>> BEGIN

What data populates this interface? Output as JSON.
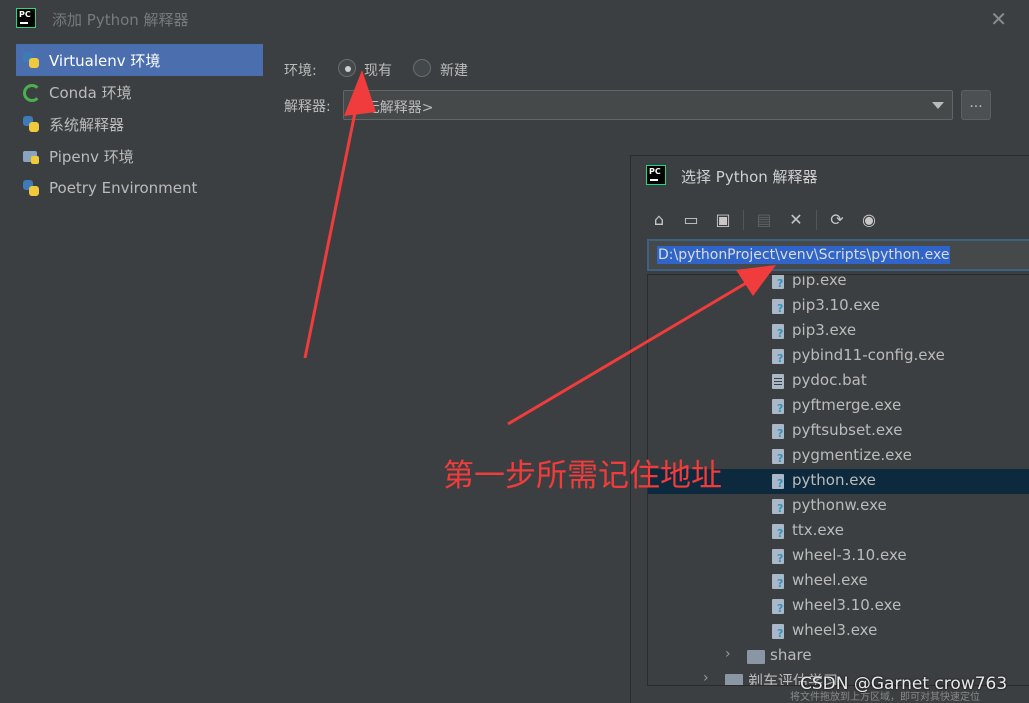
{
  "window": {
    "title": "添加 Python 解释器",
    "close_glyph": "✕"
  },
  "sidebar": {
    "items": [
      {
        "label": "Virtualenv 环境",
        "icon": "python-icon",
        "active": true
      },
      {
        "label": "Conda 环境",
        "icon": "conda-icon",
        "active": false
      },
      {
        "label": "系统解释器",
        "icon": "python-icon",
        "active": false
      },
      {
        "label": "Pipenv 环境",
        "icon": "pipenv-icon",
        "active": false
      },
      {
        "label": "Poetry Environment",
        "icon": "python-icon",
        "active": false
      }
    ]
  },
  "form": {
    "env_label": "环境:",
    "radio_existing": "现有",
    "radio_new": "新建",
    "selected_radio": "现有",
    "interpreter_label": "解释器:",
    "interpreter_value": "<无解释器>",
    "browse_label": "..."
  },
  "chooser": {
    "title": "选择 Python 解释器",
    "toolbar": {
      "home": "⌂",
      "desktop": "▭",
      "project": "▣",
      "new_folder": "▤",
      "delete": "✕",
      "refresh": "⟳",
      "show_hidden": "◉"
    },
    "path": "D:\\pythonProject\\venv\\Scripts\\python.exe",
    "files": [
      {
        "name": "pip.exe",
        "type": "unknown"
      },
      {
        "name": "pip3.10.exe",
        "type": "unknown"
      },
      {
        "name": "pip3.exe",
        "type": "unknown"
      },
      {
        "name": "pybind11-config.exe",
        "type": "unknown"
      },
      {
        "name": "pydoc.bat",
        "type": "bat"
      },
      {
        "name": "pyftmerge.exe",
        "type": "unknown"
      },
      {
        "name": "pyftsubset.exe",
        "type": "unknown"
      },
      {
        "name": "pygmentize.exe",
        "type": "unknown"
      },
      {
        "name": "python.exe",
        "type": "unknown",
        "selected": true
      },
      {
        "name": "pythonw.exe",
        "type": "unknown"
      },
      {
        "name": "ttx.exe",
        "type": "unknown"
      },
      {
        "name": "wheel-3.10.exe",
        "type": "unknown"
      },
      {
        "name": "wheel.exe",
        "type": "unknown"
      },
      {
        "name": "wheel3.10.exe",
        "type": "unknown"
      },
      {
        "name": "wheel3.exe",
        "type": "unknown"
      }
    ],
    "folders": [
      {
        "name": "share",
        "chevron": "›"
      },
      {
        "name": "剃车评估学习",
        "chevron": "›"
      }
    ]
  },
  "annotation": {
    "text": "第一步所需记住地址",
    "color": "#f03c3c"
  },
  "watermark": {
    "text": "CSDN @Garnet crow763",
    "hint": "将文件拖放到上方区域，即可对其快速定位"
  },
  "colors": {
    "background": "#3c3f41",
    "accent": "#4b6eaf",
    "selection": "#0d293e",
    "path_highlight": "#2f65ca"
  }
}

>> END

What to do:
Report every line in the data above in which the word "text" appears.

Written solution:
    "text": "第一步所需记住地址",
    "text": "CSDN @Garnet crow763",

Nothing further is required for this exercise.